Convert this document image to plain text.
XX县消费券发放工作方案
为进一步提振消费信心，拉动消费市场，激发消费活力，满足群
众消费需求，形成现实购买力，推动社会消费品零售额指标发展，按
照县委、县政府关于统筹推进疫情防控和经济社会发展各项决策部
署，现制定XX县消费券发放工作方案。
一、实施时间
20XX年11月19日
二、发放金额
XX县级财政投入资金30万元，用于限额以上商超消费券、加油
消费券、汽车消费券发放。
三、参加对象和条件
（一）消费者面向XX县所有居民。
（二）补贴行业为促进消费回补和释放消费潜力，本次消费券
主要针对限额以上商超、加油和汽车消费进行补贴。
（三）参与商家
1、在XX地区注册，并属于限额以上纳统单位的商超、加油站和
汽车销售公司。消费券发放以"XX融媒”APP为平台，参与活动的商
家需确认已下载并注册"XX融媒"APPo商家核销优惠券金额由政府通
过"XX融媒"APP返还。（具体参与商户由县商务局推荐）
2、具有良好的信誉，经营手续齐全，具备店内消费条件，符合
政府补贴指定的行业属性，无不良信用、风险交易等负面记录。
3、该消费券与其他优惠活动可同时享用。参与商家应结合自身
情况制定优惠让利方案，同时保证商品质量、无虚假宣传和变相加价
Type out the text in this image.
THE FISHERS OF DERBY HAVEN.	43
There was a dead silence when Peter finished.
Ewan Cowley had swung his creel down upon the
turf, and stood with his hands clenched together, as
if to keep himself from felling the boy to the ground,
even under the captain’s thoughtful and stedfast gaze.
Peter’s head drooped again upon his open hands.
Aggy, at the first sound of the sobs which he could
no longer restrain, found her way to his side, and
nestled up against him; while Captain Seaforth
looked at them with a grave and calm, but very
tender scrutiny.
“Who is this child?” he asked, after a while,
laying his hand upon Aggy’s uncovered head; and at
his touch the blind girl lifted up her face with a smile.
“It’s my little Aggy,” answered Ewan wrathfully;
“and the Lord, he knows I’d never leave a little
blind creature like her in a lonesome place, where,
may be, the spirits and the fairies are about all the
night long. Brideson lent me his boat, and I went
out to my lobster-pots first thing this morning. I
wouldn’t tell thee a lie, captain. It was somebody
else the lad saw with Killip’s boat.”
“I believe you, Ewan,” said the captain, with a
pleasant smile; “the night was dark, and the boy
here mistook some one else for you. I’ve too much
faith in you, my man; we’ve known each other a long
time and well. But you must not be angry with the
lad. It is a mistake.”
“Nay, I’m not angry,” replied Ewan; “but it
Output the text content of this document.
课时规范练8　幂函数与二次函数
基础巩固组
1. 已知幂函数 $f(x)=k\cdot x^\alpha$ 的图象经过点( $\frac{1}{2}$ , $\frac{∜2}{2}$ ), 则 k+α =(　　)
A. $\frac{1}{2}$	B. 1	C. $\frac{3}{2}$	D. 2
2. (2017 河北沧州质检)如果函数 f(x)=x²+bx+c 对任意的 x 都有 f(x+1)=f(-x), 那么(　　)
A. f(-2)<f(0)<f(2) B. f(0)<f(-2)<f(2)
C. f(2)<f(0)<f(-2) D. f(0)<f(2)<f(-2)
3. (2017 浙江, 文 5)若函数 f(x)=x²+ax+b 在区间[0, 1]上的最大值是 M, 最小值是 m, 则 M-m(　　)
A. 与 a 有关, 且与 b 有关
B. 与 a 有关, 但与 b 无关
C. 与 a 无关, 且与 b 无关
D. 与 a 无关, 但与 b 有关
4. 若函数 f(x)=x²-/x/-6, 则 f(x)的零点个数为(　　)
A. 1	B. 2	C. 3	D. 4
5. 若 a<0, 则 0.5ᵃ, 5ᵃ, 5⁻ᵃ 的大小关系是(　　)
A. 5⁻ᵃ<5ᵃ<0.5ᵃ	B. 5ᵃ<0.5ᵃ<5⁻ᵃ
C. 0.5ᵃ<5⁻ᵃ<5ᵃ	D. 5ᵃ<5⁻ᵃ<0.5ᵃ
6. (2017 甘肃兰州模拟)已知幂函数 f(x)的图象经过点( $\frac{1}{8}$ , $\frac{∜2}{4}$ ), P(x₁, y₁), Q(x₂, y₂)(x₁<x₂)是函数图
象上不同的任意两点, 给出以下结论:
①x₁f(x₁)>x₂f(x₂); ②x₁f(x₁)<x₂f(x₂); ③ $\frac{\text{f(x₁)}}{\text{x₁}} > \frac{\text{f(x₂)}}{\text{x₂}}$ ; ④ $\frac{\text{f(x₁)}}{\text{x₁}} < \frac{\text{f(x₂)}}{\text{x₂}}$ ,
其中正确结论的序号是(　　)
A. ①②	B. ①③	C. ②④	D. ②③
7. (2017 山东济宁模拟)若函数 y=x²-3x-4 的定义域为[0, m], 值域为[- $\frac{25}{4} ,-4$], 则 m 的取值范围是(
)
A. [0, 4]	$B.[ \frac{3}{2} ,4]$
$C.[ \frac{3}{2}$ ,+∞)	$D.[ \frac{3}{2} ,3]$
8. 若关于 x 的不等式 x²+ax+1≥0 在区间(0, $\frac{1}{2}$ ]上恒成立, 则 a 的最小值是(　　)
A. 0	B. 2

- **Exercise directions**: All of the entries should be written out again exactly.

- **Written solution**:
Convert this document image to plain text.
XX县消费券发放工作方案
为进一步提振消费信心，拉动消费市场，激发消费活力，满足群
众消费需求，形成现实购买力，推动社会消费品零售额指标发展，按
照县委、县政府关于统筹推进疫情防控和经济社会发展各项决策部
署，现制定XX县消费券发放工作方案。
一、实施时间
20XX年11月19日
二、发放金额
XX县级财政投入资金30万元，用于限额以上商超消费券、加油
消费券、汽车消费券发放。
三、参加对象和条件
（一）消费者面向XX县所有居民。
（二）补贴行业为促进消费回补和释放消费潜力，本次消费券
主要针对限额以上商超、加油和汽车消费进行补贴。
（三）参与商家
1、在XX地区注册，并属于限额以上纳统单位的商超、加油站和
汽车销售公司。消费券发放以"XX融媒”APP为平台，参与活动的商
家需确认已下载并注册"XX融媒"APPo商家核销优惠券金额由政府通
过"XX融媒"APP返还。（具体参与商户由县商务局推荐）
2、具有良好的信誉，经营手续齐全，具备店内消费条件，符合
政府补贴指定的行业属性，无不良信用、风险交易等负面记录。
3、该消费券与其他优惠活动可同时享用。参与商家应结合自身
情况制定优惠让利方案，同时保证商品质量、无虚假宣传和变相加价
Type out the text in this image.
THE FISHERS OF DERBY HAVEN.	43
There was a dead silence when Peter finished.
Ewan Cowley had swung his creel down upon the
turf, and stood with his hands clenched together, as
if to keep himself from felling the boy to the ground,
even under the captain’s thoughtful and stedfast gaze.
Peter’s head drooped again upon his open hands.
Aggy, at the first sound of the sobs which he could
no longer restrain, found her way to his side, and
nestled up against him; while Captain Seaforth
looked at them with a grave and calm, but very
tender scrutiny.
“Who is this child?” he asked, after a while,
laying his hand upon Aggy’s uncovered head; and at
his touch the blind girl lifted up her face with a smile.
“It’s my little Aggy,” answered Ewan wrathfully;
“and the Lord, he knows I’d never leave a little
blind creature like her in a lonesome place, where,
may be, the spirits and the fairies are about all the
night long. Brideson lent me his boat, and I went
out to my lobster-pots first thing this morning. I
wouldn’t tell thee a lie, captain. It was somebody
else the lad saw with Killip’s boat.”
“I believe you, Ewan,” said the captain, with a
pleasant smile; “the night was dark, and the boy
here mistook some one else for you. I’ve too much
faith in you, my man; we’ve known each other a long
time and well. But you must not be angry with the
lad. It is a mistake.”
“Nay, I’m not angry,” replied Ewan; “but it
Output the text content of this document.
课时规范练8　幂函数与二次函数
基础巩固组
1. 已知幂函数 $f(x)=k\cdot x^\alpha$ 的图象经过点( $\frac{1}{2}$ , $\frac{∜2}{2}$ ), 则 k+α =(　　)
A. $\frac{1}{2}$	B. 1	C. $\frac{3}{2}$	D. 2
2. (2017 河北沧州质检)如果函数 f(x)=x²+bx+c 对任意的 x 都有 f(x+1)=f(-x), 那么(　　)
A. f(-2)<f(0)<f(2) B. f(0)<f(-2)<f(2)
C. f(2)<f(0)<f(-2) D. f(0)<f(2)<f(-2)
3. (2017 浙江, 文 5)若函数 f(x)=x²+ax+b 在区间[0, 1]上的最大值是 M, 最小值是 m, 则 M-m(　　)
A. 与 a 有关, 且与 b 有关
B. 与 a 有关, 但与 b 无关
C. 与 a 无关, 且与 b 无关
D. 与 a 无关, 但与 b 有关
4. 若函数 f(x)=x²-/x/-6, 则 f(x)的零点个数为(　　)
A. 1	B. 2	C. 3	D. 4
5. 若 a<0, 则 0.5ᵃ, 5ᵃ, 5⁻ᵃ 的大小关系是(　　)
A. 5⁻ᵃ<5ᵃ<0.5ᵃ	B. 5ᵃ<0.5ᵃ<5⁻ᵃ
C. 0.5ᵃ<5⁻ᵃ<5ᵃ	D. 5ᵃ<5⁻ᵃ<0.5ᵃ
6. (2017 甘肃兰州模拟)已知幂函数 f(x)的图象经过点( $\frac{1}{8}$ , $\frac{∜2}{4}$ ), P(x₁, y₁), Q(x₂, y₂)(x₁<x₂)是函数图
象上不同的任意两点, 给出以下结论:
①x₁f(x₁)>x₂f(x₂); ②x₁f(x₁)<x₂f(x₂); ③ $\frac{\text{f(x₁)}}{\text{x₁}} > \frac{\text{f(x₂)}}{\text{x₂}}$ ; ④ $\frac{\text{f(x₁)}}{\text{x₁}} < \frac{\text{f(x₂)}}{\text{x₂}}$ ,
其中正确结论的序号是(　　)
A. ①②	B. ①③	C. ②④	D. ②③
7. (2017 山东济宁模拟)若函数 y=x²-3x-4 的定义域为[0, m], 值域为[- $\frac{25}{4} ,-4$], 则 m 的取值范围是(
)
A. [0, 4]	$B.[ \frac{3}{2} ,4]$
$C.[ \frac{3}{2}$ ,+∞)	$D.[ \frac{3}{2} ,3]$
8. 若关于 x 的不等式 x²+ax+1≥0 在区间(0, $\frac{1}{2}$ ]上恒成立, 则 a 的最小值是(　　)
A. 0	B. 2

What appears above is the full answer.